Data section:
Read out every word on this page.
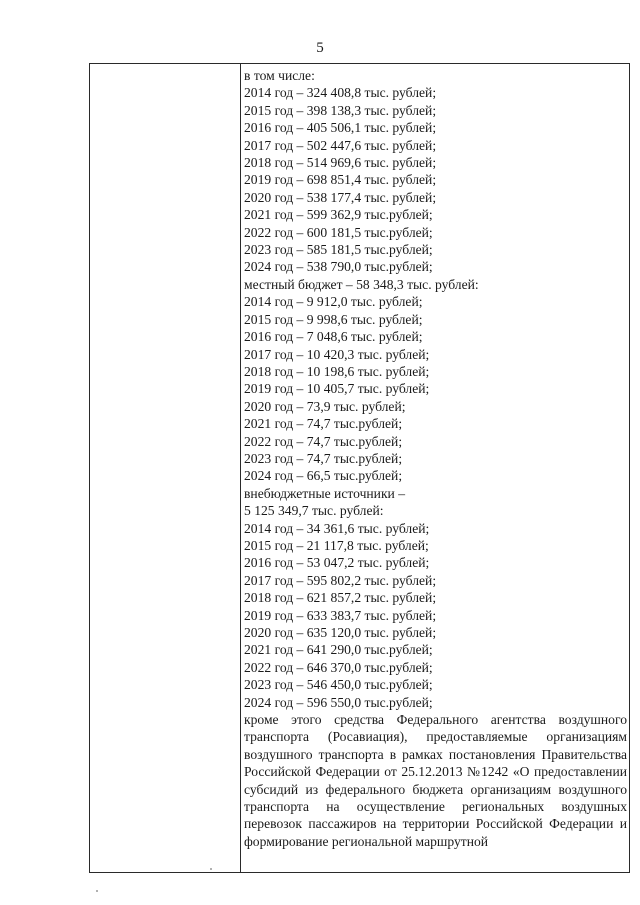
5
в том числе:
2014 год – 324 408,8 тыс. рублей;
2015 год – 398 138,3 тыс. рублей;
2016 год – 405 506,1 тыс. рублей;
2017 год – 502 447,6 тыс. рублей;
2018 год – 514 969,6 тыс. рублей;
2019 год – 698 851,4 тыс. рублей;
2020 год – 538 177,4 тыс. рублей;
2021 год – 599 362,9 тыс.рублей;
2022 год – 600 181,5 тыс.рублей;
2023 год – 585 181,5 тыс.рублей;
2024 год – 538 790,0 тыс.рублей;
местный бюджет – 58 348,3 тыс. рублей:
2014 год – 9 912,0 тыс. рублей;
2015 год – 9 998,6 тыс. рублей;
2016 год – 7 048,6 тыс. рублей;
2017 год – 10 420,3 тыс. рублей;
2018 год – 10 198,6 тыс. рублей;
2019 год – 10 405,7 тыс. рублей;
2020 год – 73,9 тыс. рублей;
2021 год – 74,7 тыс.рублей;
2022 год – 74,7 тыс.рублей;
2023 год – 74,7 тыс.рублей;
2024 год – 66,5 тыс.рублей;
внебюджетные источники –
5 125 349,7 тыс. рублей:
2014 год – 34 361,6 тыс. рублей;
2015 год – 21 117,8 тыс. рублей;
2016 год – 53 047,2 тыс. рублей;
2017 год – 595 802,2 тыс. рублей;
2018 год – 621 857,2 тыс. рублей;
2019 год – 633 383,7 тыс. рублей;
2020 год – 635 120,0 тыс. рублей;
2021 год – 641 290,0 тыс.рублей;
2022 год – 646 370,0 тыс.рублей;
2023 год – 546 450,0 тыс.рублей;
2024 год – 596 550,0 тыс.рублей;

кроме этого средства Федерального агентства воздушного транспорта (Росавиация), предоставляемые организациям воздушного транспорта в рамках постановления Правительства Российской Федерации от 25.12.2013 №1242 «О предоставлении субсидий из федерального бюджета организациям воздушного транспорта на осуществление региональных воздушных перевозок пассажиров на территории Российской Федерации и формирование региональной маршрутной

Work required: Repeat the listing in full and exactly. Leave any pictures out.

Answer in full:
Read out every word on this page.
5
в том числе:
2014 год – 324 408,8 тыс. рублей;
2015 год – 398 138,3 тыс. рублей;
2016 год – 405 506,1 тыс. рублей;
2017 год – 502 447,6 тыс. рублей;
2018 год – 514 969,6 тыс. рублей;
2019 год – 698 851,4 тыс. рублей;
2020 год – 538 177,4 тыс. рублей;
2021 год – 599 362,9 тыс.рублей;
2022 год – 600 181,5 тыс.рублей;
2023 год – 585 181,5 тыс.рублей;
2024 год – 538 790,0 тыс.рублей;
местный бюджет – 58 348,3 тыс. рублей:
2014 год – 9 912,0 тыс. рублей;
2015 год – 9 998,6 тыс. рублей;
2016 год – 7 048,6 тыс. рублей;
2017 год – 10 420,3 тыс. рублей;
2018 год – 10 198,6 тыс. рублей;
2019 год – 10 405,7 тыс. рублей;
2020 год – 73,9 тыс. рублей;
2021 год – 74,7 тыс.рублей;
2022 год – 74,7 тыс.рублей;
2023 год – 74,7 тыс.рублей;
2024 год – 66,5 тыс.рублей;
внебюджетные источники –
5 125 349,7 тыс. рублей:
2014 год – 34 361,6 тыс. рублей;
2015 год – 21 117,8 тыс. рублей;
2016 год – 53 047,2 тыс. рублей;
2017 год – 595 802,2 тыс. рублей;
2018 год – 621 857,2 тыс. рублей;
2019 год – 633 383,7 тыс. рублей;
2020 год – 635 120,0 тыс. рублей;
2021 год – 641 290,0 тыс.рублей;
2022 год – 646 370,0 тыс.рублей;
2023 год – 546 450,0 тыс.рублей;
2024 год – 596 550,0 тыс.рублей;

кроме этого средства Федерального агентства воздушного транспорта (Росавиация), предоставляемые организациям воздушного транспорта в рамках постановления Правительства Российской Федерации от 25.12.2013 №1242 «О предоставлении субсидий из федерального бюджета организациям воздушного транспорта на осуществление региональных воздушных перевозок пассажиров на территории Российской Федерации и формирование региональной маршрутной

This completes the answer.